>> Start

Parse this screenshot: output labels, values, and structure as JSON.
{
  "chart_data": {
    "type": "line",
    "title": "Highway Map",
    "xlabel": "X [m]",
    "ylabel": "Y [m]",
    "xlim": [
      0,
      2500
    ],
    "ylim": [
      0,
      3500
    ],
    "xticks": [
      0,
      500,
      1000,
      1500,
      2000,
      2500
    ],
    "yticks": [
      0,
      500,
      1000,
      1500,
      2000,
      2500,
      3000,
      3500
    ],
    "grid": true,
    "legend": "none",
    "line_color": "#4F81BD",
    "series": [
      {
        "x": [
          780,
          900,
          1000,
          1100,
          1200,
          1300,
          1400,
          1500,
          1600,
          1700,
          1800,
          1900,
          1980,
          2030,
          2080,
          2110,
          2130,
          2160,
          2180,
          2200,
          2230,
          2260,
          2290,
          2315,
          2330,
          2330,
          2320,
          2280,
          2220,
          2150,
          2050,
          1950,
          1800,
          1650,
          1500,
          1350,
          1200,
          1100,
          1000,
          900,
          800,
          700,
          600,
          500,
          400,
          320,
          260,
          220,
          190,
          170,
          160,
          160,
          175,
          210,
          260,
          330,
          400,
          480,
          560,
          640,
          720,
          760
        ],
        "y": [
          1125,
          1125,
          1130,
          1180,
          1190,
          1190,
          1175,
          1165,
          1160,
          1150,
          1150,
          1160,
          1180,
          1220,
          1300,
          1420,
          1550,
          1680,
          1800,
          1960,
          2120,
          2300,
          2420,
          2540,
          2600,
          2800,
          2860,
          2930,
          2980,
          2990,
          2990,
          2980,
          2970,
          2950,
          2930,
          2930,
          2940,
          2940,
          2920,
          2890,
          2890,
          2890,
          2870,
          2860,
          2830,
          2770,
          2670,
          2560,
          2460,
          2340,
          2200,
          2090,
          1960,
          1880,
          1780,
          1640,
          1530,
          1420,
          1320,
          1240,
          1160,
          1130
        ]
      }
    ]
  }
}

>> End

Repeat the records exactly, including every line.

Parse this screenshot: output labels, values, and structure as JSON.
{
  "chart_data": {
    "type": "line",
    "title": "Highway Map",
    "xlabel": "X [m]",
    "ylabel": "Y [m]",
    "xlim": [
      0,
      2500
    ],
    "ylim": [
      0,
      3500
    ],
    "xticks": [
      0,
      500,
      1000,
      1500,
      2000,
      2500
    ],
    "yticks": [
      0,
      500,
      1000,
      1500,
      2000,
      2500,
      3000,
      3500
    ],
    "grid": true,
    "legend": "none",
    "line_color": "#4F81BD",
    "series": [
      {
        "x": [
          780,
          900,
          1000,
          1100,
          1200,
          1300,
          1400,
          1500,
          1600,
          1700,
          1800,
          1900,
          1980,
          2030,
          2080,
          2110,
          2130,
          2160,
          2180,
          2200,
          2230,
          2260,
          2290,
          2315,
          2330,
          2330,
          2320,
          2280,
          2220,
          2150,
          2050,
          1950,
          1800,
          1650,
          1500,
          1350,
          1200,
          1100,
          1000,
          900,
          800,
          700,
          600,
          500,
          400,
          320,
          260,
          220,
          190,
          170,
          160,
          160,
          175,
          210,
          260,
          330,
          400,
          480,
          560,
          640,
          720,
          760
        ],
        "y": [
          1125,
          1125,
          1130,
          1180,
          1190,
          1190,
          1175,
          1165,
          1160,
          1150,
          1150,
          1160,
          1180,
          1220,
          1300,
          1420,
          1550,
          1680,
          1800,
          1960,
          2120,
          2300,
          2420,
          2540,
          2600,
          2800,
          2860,
          2930,
          2980,
          2990,
          2990,
          2980,
          2970,
          2950,
          2930,
          2930,
          2940,
          2940,
          2920,
          2890,
          2890,
          2890,
          2870,
          2860,
          2830,
          2770,
          2670,
          2560,
          2460,
          2340,
          2200,
          2090,
          1960,
          1880,
          1780,
          1640,
          1530,
          1420,
          1320,
          1240,
          1160,
          1130
        ]
      }
    ]
  }
}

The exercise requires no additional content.